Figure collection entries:
start

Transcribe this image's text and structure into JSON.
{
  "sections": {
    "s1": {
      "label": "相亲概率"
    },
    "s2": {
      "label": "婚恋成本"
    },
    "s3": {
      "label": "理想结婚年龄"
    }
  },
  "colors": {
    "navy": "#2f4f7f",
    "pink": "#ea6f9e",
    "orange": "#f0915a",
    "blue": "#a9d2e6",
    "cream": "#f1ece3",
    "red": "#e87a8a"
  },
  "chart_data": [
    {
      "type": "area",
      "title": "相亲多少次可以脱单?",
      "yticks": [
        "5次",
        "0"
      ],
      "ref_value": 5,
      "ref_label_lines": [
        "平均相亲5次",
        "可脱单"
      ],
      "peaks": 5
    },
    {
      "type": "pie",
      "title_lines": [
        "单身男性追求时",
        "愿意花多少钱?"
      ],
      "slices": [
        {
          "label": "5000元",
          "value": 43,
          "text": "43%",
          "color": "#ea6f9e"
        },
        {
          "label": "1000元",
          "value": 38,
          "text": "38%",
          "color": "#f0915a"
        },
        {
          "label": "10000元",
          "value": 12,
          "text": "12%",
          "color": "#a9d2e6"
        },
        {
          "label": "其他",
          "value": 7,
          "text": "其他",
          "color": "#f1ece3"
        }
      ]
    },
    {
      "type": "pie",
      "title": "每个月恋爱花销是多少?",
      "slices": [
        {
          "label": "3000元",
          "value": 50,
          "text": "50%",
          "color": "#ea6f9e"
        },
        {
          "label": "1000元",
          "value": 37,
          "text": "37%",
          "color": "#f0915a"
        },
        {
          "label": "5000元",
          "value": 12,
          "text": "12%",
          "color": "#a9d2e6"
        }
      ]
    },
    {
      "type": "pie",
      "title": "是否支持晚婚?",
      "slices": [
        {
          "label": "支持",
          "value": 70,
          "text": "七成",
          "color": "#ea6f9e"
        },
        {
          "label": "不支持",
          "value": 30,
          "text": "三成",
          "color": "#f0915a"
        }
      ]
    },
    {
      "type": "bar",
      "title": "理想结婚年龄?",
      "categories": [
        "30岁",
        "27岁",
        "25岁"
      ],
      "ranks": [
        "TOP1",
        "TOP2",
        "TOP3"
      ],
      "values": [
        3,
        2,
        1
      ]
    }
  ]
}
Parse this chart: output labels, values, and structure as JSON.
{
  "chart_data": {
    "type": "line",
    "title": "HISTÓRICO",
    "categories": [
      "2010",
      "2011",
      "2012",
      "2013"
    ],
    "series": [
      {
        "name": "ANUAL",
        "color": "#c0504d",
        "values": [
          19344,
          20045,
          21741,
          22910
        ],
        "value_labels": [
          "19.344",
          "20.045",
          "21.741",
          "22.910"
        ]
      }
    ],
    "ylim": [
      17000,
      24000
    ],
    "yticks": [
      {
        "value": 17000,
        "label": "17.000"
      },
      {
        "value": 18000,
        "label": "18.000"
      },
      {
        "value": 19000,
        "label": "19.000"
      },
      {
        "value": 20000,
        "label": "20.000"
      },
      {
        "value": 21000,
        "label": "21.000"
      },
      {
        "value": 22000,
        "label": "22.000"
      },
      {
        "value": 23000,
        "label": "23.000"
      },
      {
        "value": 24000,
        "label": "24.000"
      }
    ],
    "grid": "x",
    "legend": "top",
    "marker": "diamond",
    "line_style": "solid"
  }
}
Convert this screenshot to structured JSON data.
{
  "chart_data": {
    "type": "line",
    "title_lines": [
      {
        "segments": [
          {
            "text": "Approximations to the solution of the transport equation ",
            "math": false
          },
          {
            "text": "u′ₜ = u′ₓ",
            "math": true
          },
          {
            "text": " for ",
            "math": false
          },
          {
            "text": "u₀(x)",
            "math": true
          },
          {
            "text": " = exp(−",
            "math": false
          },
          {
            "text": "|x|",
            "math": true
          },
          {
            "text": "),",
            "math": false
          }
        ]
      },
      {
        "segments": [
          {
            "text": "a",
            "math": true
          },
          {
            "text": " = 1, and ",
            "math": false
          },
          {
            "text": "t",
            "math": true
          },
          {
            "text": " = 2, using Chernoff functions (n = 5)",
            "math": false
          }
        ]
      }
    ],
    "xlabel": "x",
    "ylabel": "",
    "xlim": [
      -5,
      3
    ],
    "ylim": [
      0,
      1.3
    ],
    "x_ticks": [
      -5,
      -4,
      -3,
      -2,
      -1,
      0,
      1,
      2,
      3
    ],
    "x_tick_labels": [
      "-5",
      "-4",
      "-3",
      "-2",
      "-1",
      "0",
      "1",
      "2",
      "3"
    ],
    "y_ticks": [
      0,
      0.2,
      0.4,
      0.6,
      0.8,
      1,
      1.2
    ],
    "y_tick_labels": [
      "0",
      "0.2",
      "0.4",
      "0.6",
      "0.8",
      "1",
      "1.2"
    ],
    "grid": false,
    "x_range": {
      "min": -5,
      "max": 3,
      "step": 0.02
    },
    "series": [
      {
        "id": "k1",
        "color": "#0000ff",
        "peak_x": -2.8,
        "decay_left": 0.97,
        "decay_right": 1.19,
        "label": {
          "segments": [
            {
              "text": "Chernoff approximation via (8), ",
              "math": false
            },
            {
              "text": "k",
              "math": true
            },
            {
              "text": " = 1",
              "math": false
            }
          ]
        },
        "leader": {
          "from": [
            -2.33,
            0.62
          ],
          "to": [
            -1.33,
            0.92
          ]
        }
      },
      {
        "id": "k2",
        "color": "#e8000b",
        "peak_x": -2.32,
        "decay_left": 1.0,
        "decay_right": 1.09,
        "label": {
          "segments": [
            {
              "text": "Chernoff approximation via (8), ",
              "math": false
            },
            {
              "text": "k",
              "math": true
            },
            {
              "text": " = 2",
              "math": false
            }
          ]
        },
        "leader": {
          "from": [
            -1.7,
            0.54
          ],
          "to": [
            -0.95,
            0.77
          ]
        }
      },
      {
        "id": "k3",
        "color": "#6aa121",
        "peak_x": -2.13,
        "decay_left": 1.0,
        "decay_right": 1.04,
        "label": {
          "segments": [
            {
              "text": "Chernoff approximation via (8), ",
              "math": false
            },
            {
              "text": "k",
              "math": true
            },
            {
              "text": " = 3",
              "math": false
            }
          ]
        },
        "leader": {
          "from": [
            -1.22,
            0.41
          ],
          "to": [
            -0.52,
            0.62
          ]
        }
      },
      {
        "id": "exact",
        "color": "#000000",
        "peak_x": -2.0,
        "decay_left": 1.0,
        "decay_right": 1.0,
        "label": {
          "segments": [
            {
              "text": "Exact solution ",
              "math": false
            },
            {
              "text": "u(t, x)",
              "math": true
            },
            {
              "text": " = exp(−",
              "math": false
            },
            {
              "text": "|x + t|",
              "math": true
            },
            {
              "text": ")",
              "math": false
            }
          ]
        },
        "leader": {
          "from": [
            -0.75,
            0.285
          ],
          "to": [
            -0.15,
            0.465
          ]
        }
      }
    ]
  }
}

end

* _YOUR OBJECTIVE_: Give the entries once more, exactly as they appear.

* _ANSWER FOR THIS EXERCISE_:
Transcribe this image's text and structure into JSON.
{
  "sections": {
    "s1": {
      "label": "相亲概率"
    },
    "s2": {
      "label": "婚恋成本"
    },
    "s3": {
      "label": "理想结婚年龄"
    }
  },
  "colors": {
    "navy": "#2f4f7f",
    "pink": "#ea6f9e",
    "orange": "#f0915a",
    "blue": "#a9d2e6",
    "cream": "#f1ece3",
    "red": "#e87a8a"
  },
  "chart_data": [
    {
      "type": "area",
      "title": "相亲多少次可以脱单?",
      "yticks": [
        "5次",
        "0"
      ],
      "ref_value": 5,
      "ref_label_lines": [
        "平均相亲5次",
        "可脱单"
      ],
      "peaks": 5
    },
    {
      "type": "pie",
      "title_lines": [
        "单身男性追求时",
        "愿意花多少钱?"
      ],
      "slices": [
        {
          "label": "5000元",
          "value": 43,
          "text": "43%",
          "color": "#ea6f9e"
        },
        {
          "label": "1000元",
          "value": 38,
          "text": "38%",
          "color": "#f0915a"
        },
        {
          "label": "10000元",
          "value": 12,
          "text": "12%",
          "color": "#a9d2e6"
        },
        {
          "label": "其他",
          "value": 7,
          "text": "其他",
          "color": "#f1ece3"
        }
      ]
    },
    {
      "type": "pie",
      "title": "每个月恋爱花销是多少?",
      "slices": [
        {
          "label": "3000元",
          "value": 50,
          "text": "50%",
          "color": "#ea6f9e"
        },
        {
          "label": "1000元",
          "value": 37,
          "text": "37%",
          "color": "#f0915a"
        },
        {
          "label": "5000元",
          "value": 12,
          "text": "12%",
          "color": "#a9d2e6"
        }
      ]
    },
    {
      "type": "pie",
      "title": "是否支持晚婚?",
      "slices": [
        {
          "label": "支持",
          "value": 70,
          "text": "七成",
          "color": "#ea6f9e"
        },
        {
          "label": "不支持",
          "value": 30,
          "text": "三成",
          "color": "#f0915a"
        }
      ]
    },
    {
      "type": "bar",
      "title": "理想结婚年龄?",
      "categories": [
        "30岁",
        "27岁",
        "25岁"
      ],
      "ranks": [
        "TOP1",
        "TOP2",
        "TOP3"
      ],
      "values": [
        3,
        2,
        1
      ]
    }
  ]
}
Parse this chart: output labels, values, and structure as JSON.
{
  "chart_data": {
    "type": "line",
    "title": "HISTÓRICO",
    "categories": [
      "2010",
      "2011",
      "2012",
      "2013"
    ],
    "series": [
      {
        "name": "ANUAL",
        "color": "#c0504d",
        "values": [
          19344,
          20045,
          21741,
          22910
        ],
        "value_labels": [
          "19.344",
          "20.045",
          "21.741",
          "22.910"
        ]
      }
    ],
    "ylim": [
      17000,
      24000
    ],
    "yticks": [
      {
        "value": 17000,
        "label": "17.000"
      },
      {
        "value": 18000,
        "label": "18.000"
      },
      {
        "value": 19000,
        "label": "19.000"
      },
      {
        "value": 20000,
        "label": "20.000"
      },
      {
        "value": 21000,
        "label": "21.000"
      },
      {
        "value": 22000,
        "label": "22.000"
      },
      {
        "value": 23000,
        "label": "23.000"
      },
      {
        "value": 24000,
        "label": "24.000"
      }
    ],
    "grid": "x",
    "legend": "top",
    "marker": "diamond",
    "line_style": "solid"
  }
}
Convert this screenshot to structured JSON data.
{
  "chart_data": {
    "type": "line",
    "title_lines": [
      {
        "segments": [
          {
            "text": "Approximations to the solution of the transport equation ",
            "math": false
          },
          {
            "text": "u′ₜ = u′ₓ",
            "math": true
          },
          {
            "text": " for ",
            "math": false
          },
          {
            "text": "u₀(x)",
            "math": true
          },
          {
            "text": " = exp(−",
            "math": false
          },
          {
            "text": "|x|",
            "math": true
          },
          {
            "text": "),",
            "math": false
          }
        ]
      },
      {
        "segments": [
          {
            "text": "a",
            "math": true
          },
          {
            "text": " = 1, and ",
            "math": false
          },
          {
            "text": "t",
            "math": true
          },
          {
            "text": " = 2, using Chernoff functions (n = 5)",
            "math": false
          }
        ]
      }
    ],
    "xlabel": "x",
    "ylabel": "",
    "xlim": [
      -5,
      3
    ],
    "ylim": [
      0,
      1.3
    ],
    "x_ticks": [
      -5,
      -4,
      -3,
      -2,
      -1,
      0,
      1,
      2,
      3
    ],
    "x_tick_labels": [
      "-5",
      "-4",
      "-3",
      "-2",
      "-1",
      "0",
      "1",
      "2",
      "3"
    ],
    "y_ticks": [
      0,
      0.2,
      0.4,
      0.6,
      0.8,
      1,
      1.2
    ],
    "y_tick_labels": [
      "0",
      "0.2",
      "0.4",
      "0.6",
      "0.8",
      "1",
      "1.2"
    ],
    "grid": false,
    "x_range": {
      "min": -5,
      "max": 3,
      "step": 0.02
    },
    "series": [
      {
        "id": "k1",
        "color": "#0000ff",
        "peak_x": -2.8,
        "decay_left": 0.97,
        "decay_right": 1.19,
        "label": {
          "segments": [
            {
              "text": "Chernoff approximation via (8), ",
              "math": false
            },
            {
              "text": "k",
              "math": true
            },
            {
              "text": " = 1",
              "math": false
            }
          ]
        },
        "leader": {
          "from": [
            -2.33,
            0.62
          ],
          "to": [
            -1.33,
            0.92
          ]
        }
      },
      {
        "id": "k2",
        "color": "#e8000b",
        "peak_x": -2.32,
        "decay_left": 1.0,
        "decay_right": 1.09,
        "label": {
          "segments": [
            {
              "text": "Chernoff approximation via (8), ",
              "math": false
            },
            {
              "text": "k",
              "math": true
            },
            {
              "text": " = 2",
              "math": false
            }
          ]
        },
        "leader": {
          "from": [
            -1.7,
            0.54
          ],
          "to": [
            -0.95,
            0.77
          ]
        }
      },
      {
        "id": "k3",
        "color": "#6aa121",
        "peak_x": -2.13,
        "decay_left": 1.0,
        "decay_right": 1.04,
        "label": {
          "segments": [
            {
              "text": "Chernoff approximation via (8), ",
              "math": false
            },
            {
              "text": "k",
              "math": true
            },
            {
              "text": " = 3",
              "math": false
            }
          ]
        },
        "leader": {
          "from": [
            -1.22,
            0.41
          ],
          "to": [
            -0.52,
            0.62
          ]
        }
      },
      {
        "id": "exact",
        "color": "#000000",
        "peak_x": -2.0,
        "decay_left": 1.0,
        "decay_right": 1.0,
        "label": {
          "segments": [
            {
              "text": "Exact solution ",
              "math": false
            },
            {
              "text": "u(t, x)",
              "math": true
            },
            {
              "text": " = exp(−",
              "math": false
            },
            {
              "text": "|x + t|",
              "math": true
            },
            {
              "text": ")",
              "math": false
            }
          ]
        },
        "leader": {
          "from": [
            -0.75,
            0.285
          ],
          "to": [
            -0.15,
            0.465
          ]
        }
      }
    ]
  }
}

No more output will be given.